• **REQUEST**: Images embedded in the records are excluded; print everything else exactly as given.

--- Start of EXTRACTED ENTRIES ---

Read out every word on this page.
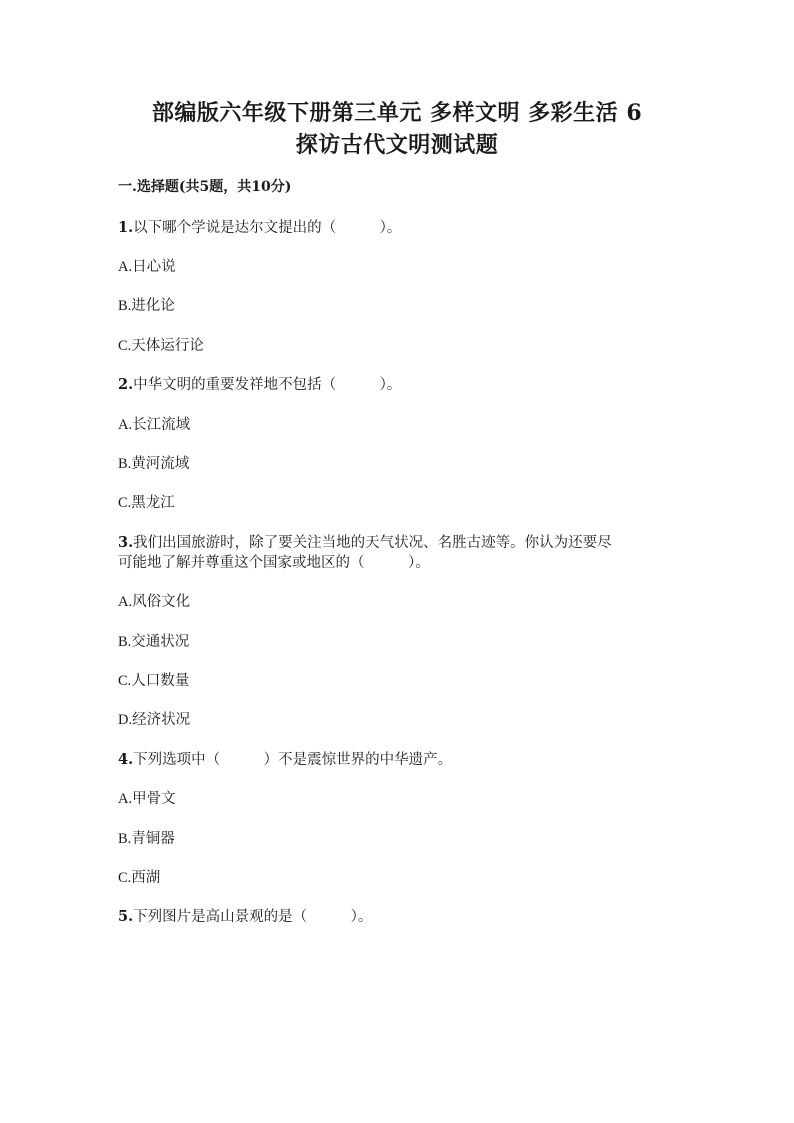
部编版六年级下册第三单元 多样文明 多彩生活 6
探访古代文明测试题
一.选择题(共5题，共10分)
1.以下哪个学说是达尔文提出的（　　　）。
A.日心说
B.进化论
C.天体运行论
2.中华文明的重要发祥地不包括（　　　）。
A.长江流域
B.黄河流域
C.黑龙江
3.我们出国旅游时，除了要关注当地的天气状况、名胜古迹等。你认为还要尽
可能地了解并尊重这个国家或地区的（　　　）。
A.风俗文化
B.交通状况
C.人口数量
D.经济状况
4.下列选项中（　　　）不是震惊世界的中华遗产。
A.甲骨文
B.青铜器
C.西湖
5.下列图片是高山景观的是（　　　）。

--- End of EXTRACTED ENTRIES ---

• **CORRECT RESULT**:
Read out every word on this page.
部编版六年级下册第三单元 多样文明 多彩生活 6
探访古代文明测试题
一.选择题(共5题，共10分)
1.以下哪个学说是达尔文提出的（　　　）。
A.日心说
B.进化论
C.天体运行论
2.中华文明的重要发祥地不包括（　　　）。
A.长江流域
B.黄河流域
C.黑龙江
3.我们出国旅游时，除了要关注当地的天气状况、名胜古迹等。你认为还要尽
可能地了解并尊重这个国家或地区的（　　　）。
A.风俗文化
B.交通状况
C.人口数量
D.经济状况
4.下列选项中（　　　）不是震惊世界的中华遗产。
A.甲骨文
B.青铜器
C.西湖
5.下列图片是高山景观的是（　　　）。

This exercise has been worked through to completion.